GIVEN EXERCISE: Can you print, unchanged, the part of the items that starts with their first line and ends with the line containing "trendline-nov-rise — [825, 262, 962, 544]", with both of those lines included?
* Begin INFORMATION SUPPLIED *
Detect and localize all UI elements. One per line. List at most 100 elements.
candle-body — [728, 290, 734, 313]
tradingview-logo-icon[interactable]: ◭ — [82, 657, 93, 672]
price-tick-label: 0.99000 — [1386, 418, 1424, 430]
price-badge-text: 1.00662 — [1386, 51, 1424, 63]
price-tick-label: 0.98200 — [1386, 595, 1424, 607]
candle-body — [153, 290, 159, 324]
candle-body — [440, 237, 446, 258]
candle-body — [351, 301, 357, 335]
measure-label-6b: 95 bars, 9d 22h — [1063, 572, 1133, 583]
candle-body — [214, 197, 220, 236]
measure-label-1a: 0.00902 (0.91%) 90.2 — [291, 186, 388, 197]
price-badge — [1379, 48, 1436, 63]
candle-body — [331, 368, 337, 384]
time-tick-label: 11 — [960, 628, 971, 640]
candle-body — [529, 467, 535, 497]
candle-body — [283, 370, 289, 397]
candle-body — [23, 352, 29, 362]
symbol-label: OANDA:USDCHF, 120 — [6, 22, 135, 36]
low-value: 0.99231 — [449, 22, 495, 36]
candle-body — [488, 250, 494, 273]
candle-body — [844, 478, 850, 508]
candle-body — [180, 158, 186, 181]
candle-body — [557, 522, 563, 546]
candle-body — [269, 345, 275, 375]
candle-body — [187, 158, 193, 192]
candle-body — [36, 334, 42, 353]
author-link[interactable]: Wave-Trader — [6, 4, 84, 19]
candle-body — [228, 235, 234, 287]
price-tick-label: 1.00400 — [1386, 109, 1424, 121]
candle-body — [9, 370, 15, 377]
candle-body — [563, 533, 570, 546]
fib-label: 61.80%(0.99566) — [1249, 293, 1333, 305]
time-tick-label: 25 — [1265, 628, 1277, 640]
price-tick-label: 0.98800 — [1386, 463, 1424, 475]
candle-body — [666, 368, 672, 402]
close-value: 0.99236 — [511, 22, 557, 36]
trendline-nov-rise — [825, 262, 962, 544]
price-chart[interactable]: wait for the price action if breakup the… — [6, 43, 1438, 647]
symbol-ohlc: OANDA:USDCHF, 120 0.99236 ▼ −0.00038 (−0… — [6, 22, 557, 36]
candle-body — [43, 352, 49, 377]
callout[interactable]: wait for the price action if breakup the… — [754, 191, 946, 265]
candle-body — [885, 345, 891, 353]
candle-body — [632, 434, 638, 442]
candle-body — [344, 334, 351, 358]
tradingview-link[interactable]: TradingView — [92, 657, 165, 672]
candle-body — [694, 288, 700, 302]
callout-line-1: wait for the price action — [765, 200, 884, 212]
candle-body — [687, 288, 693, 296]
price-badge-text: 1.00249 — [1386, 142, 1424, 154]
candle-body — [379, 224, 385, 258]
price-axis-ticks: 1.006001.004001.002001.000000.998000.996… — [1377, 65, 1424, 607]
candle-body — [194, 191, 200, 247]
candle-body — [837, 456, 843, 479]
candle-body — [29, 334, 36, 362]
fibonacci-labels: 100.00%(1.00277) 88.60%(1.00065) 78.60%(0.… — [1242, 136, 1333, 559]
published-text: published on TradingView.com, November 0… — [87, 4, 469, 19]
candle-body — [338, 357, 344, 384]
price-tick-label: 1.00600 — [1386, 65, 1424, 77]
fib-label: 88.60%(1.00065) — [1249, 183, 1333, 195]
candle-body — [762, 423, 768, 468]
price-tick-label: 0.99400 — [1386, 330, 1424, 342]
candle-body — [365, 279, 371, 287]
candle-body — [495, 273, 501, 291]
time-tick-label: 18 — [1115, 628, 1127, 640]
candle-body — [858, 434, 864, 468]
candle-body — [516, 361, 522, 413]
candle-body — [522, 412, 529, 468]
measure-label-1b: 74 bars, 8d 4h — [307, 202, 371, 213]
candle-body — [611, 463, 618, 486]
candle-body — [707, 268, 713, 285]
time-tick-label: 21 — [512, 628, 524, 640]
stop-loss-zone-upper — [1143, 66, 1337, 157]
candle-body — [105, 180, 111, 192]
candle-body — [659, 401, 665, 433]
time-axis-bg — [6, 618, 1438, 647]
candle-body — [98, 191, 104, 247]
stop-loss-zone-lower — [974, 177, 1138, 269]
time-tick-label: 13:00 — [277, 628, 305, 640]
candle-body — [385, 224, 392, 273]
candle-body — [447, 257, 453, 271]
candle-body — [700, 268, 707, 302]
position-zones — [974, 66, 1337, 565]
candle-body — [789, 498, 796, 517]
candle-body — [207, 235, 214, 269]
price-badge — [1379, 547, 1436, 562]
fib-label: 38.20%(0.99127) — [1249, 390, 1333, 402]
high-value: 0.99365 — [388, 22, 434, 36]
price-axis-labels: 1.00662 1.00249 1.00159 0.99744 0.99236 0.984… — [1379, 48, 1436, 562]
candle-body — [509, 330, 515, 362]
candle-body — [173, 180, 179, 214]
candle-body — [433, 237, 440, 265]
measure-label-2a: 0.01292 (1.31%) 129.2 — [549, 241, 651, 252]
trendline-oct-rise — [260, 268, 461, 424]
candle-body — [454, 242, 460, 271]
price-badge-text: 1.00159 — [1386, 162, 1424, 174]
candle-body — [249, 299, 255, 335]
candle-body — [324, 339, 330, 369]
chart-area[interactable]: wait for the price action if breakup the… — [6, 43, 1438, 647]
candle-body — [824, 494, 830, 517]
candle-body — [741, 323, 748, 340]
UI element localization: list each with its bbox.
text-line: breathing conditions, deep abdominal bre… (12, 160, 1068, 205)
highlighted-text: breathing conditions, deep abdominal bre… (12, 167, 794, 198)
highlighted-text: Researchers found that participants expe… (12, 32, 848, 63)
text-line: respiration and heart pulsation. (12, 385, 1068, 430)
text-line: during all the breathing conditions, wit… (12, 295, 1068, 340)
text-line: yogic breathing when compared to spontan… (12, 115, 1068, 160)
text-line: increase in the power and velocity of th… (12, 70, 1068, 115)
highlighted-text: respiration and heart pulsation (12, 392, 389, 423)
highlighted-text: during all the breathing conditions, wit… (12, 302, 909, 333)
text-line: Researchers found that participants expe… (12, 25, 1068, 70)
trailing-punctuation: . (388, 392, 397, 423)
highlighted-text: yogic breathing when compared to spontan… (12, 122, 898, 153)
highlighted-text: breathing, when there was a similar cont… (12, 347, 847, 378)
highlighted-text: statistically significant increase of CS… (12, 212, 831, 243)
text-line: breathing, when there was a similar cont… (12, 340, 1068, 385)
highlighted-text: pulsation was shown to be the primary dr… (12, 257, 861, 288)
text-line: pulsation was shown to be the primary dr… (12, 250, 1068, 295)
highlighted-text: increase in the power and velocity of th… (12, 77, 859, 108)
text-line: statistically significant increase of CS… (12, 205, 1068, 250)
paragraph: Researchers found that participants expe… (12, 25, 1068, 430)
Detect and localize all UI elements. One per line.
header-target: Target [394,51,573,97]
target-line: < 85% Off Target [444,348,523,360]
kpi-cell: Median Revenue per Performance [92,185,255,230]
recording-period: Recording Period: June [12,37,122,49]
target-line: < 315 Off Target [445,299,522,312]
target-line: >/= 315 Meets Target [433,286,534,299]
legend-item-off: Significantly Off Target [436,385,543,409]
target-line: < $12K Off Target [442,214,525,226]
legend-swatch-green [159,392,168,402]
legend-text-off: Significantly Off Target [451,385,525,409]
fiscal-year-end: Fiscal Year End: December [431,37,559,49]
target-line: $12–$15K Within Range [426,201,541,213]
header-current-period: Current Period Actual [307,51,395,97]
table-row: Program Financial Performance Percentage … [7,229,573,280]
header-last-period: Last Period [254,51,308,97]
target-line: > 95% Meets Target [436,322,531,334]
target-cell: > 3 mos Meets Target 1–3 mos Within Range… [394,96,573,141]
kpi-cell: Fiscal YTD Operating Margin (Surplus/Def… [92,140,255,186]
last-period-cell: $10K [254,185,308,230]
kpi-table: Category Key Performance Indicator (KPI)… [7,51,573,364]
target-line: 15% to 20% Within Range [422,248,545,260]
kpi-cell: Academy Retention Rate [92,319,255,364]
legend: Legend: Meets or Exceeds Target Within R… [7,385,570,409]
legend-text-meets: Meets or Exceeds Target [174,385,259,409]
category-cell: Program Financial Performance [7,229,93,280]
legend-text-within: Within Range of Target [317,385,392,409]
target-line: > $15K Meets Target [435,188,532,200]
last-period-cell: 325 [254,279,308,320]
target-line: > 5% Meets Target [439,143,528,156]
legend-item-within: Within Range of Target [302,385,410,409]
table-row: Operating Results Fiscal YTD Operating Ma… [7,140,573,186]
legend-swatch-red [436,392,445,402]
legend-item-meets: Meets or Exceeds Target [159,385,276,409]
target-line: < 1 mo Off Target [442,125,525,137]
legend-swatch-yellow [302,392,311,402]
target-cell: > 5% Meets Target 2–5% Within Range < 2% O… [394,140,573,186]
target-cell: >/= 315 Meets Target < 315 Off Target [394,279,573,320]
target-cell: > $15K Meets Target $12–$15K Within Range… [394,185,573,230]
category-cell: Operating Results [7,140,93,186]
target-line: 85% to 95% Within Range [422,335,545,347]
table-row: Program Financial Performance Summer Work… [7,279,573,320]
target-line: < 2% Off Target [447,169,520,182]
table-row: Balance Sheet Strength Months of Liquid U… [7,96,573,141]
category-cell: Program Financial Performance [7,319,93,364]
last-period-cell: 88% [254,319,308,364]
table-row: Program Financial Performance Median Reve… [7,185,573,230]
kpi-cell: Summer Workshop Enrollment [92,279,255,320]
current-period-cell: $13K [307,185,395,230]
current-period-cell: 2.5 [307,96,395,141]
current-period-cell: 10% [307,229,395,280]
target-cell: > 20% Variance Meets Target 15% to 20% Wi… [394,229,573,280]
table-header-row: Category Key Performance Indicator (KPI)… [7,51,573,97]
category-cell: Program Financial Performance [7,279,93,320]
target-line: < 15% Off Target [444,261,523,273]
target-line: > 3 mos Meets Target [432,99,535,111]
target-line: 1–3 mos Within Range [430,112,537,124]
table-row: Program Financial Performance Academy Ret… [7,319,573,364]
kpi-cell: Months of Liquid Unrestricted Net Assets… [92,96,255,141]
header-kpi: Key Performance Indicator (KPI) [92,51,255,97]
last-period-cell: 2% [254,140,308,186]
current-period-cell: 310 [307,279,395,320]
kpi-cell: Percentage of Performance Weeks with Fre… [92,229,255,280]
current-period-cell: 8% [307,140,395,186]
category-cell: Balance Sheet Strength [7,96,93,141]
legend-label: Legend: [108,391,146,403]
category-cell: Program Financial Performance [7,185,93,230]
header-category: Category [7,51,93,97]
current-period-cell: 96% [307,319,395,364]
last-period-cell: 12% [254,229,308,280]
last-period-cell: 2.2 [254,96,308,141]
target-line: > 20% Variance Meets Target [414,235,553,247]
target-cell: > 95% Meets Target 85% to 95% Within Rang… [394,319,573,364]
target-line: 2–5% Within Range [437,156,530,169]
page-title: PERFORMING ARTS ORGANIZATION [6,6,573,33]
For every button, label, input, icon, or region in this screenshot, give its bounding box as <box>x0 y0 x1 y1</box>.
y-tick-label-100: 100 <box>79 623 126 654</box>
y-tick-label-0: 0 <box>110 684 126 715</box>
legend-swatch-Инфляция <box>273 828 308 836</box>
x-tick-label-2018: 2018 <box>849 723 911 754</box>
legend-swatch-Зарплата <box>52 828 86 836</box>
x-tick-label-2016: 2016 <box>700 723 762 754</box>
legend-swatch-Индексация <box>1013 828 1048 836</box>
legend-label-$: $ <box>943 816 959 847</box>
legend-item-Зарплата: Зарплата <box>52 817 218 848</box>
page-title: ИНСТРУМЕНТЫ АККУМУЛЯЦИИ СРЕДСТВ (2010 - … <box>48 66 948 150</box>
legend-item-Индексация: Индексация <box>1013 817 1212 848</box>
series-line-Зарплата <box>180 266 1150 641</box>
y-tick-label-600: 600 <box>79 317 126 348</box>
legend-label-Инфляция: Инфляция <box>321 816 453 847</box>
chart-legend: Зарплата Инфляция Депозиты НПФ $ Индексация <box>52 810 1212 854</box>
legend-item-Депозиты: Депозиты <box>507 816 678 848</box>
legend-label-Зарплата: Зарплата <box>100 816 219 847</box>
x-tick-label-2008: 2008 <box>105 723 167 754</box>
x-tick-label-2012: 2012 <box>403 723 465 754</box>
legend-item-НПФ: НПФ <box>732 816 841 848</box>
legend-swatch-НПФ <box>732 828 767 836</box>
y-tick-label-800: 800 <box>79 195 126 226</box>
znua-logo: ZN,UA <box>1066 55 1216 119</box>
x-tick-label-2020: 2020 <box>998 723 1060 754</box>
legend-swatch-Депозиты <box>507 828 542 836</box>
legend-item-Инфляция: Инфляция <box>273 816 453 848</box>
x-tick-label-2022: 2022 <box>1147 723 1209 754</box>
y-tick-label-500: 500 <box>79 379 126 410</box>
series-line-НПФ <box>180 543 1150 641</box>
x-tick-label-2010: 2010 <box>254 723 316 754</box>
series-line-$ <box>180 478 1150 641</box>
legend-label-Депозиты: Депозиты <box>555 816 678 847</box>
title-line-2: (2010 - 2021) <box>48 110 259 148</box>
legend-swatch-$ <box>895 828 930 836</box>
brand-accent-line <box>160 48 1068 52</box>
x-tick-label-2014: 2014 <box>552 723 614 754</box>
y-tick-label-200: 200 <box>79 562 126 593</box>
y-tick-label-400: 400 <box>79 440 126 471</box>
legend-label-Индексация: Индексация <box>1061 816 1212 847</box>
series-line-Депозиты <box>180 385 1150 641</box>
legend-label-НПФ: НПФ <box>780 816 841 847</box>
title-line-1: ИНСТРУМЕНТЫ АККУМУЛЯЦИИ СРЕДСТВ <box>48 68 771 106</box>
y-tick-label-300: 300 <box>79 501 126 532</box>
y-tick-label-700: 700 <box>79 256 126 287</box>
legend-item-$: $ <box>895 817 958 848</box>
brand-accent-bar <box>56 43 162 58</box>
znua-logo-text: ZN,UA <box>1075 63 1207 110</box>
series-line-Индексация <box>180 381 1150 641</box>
* End INFORMATION SUPPLIED *
THE ANSWER:
Detect and localize all UI elements. One per line. List at most 100 elements.
candle-body — [728, 290, 734, 313]
tradingview-logo-icon[interactable]: ◭ — [82, 657, 93, 672]
price-tick-label: 0.99000 — [1386, 418, 1424, 430]
price-badge-text: 1.00662 — [1386, 51, 1424, 63]
price-tick-label: 0.98200 — [1386, 595, 1424, 607]
candle-body — [153, 290, 159, 324]
candle-body — [440, 237, 446, 258]
candle-body — [351, 301, 357, 335]
measure-label-6b: 95 bars, 9d 22h — [1063, 572, 1133, 583]
candle-body — [214, 197, 220, 236]
measure-label-1a: 0.00902 (0.91%) 90.2 — [291, 186, 388, 197]
price-badge — [1379, 48, 1436, 63]
candle-body — [331, 368, 337, 384]
time-tick-label: 11 — [960, 628, 971, 640]
candle-body — [529, 467, 535, 497]
candle-body — [283, 370, 289, 397]
candle-body — [23, 352, 29, 362]
symbol-label: OANDA:USDCHF, 120 — [6, 22, 135, 36]
low-value: 0.99231 — [449, 22, 495, 36]
candle-body — [488, 250, 494, 273]
candle-body — [844, 478, 850, 508]
candle-body — [180, 158, 186, 181]
candle-body — [557, 522, 563, 546]
candle-body — [269, 345, 275, 375]
candle-body — [187, 158, 193, 192]
candle-body — [36, 334, 42, 353]
author-link[interactable]: Wave-Trader — [6, 4, 84, 19]
candle-body — [228, 235, 234, 287]
price-tick-label: 1.00400 — [1386, 109, 1424, 121]
candle-body — [9, 370, 15, 377]
candle-body — [563, 533, 570, 546]
fib-label: 61.80%(0.99566) — [1249, 293, 1333, 305]
time-tick-label: 25 — [1265, 628, 1277, 640]
price-tick-label: 0.98800 — [1386, 463, 1424, 475]
candle-body — [666, 368, 672, 402]
close-value: 0.99236 — [511, 22, 557, 36]
trendline-nov-rise — [825, 262, 962, 544]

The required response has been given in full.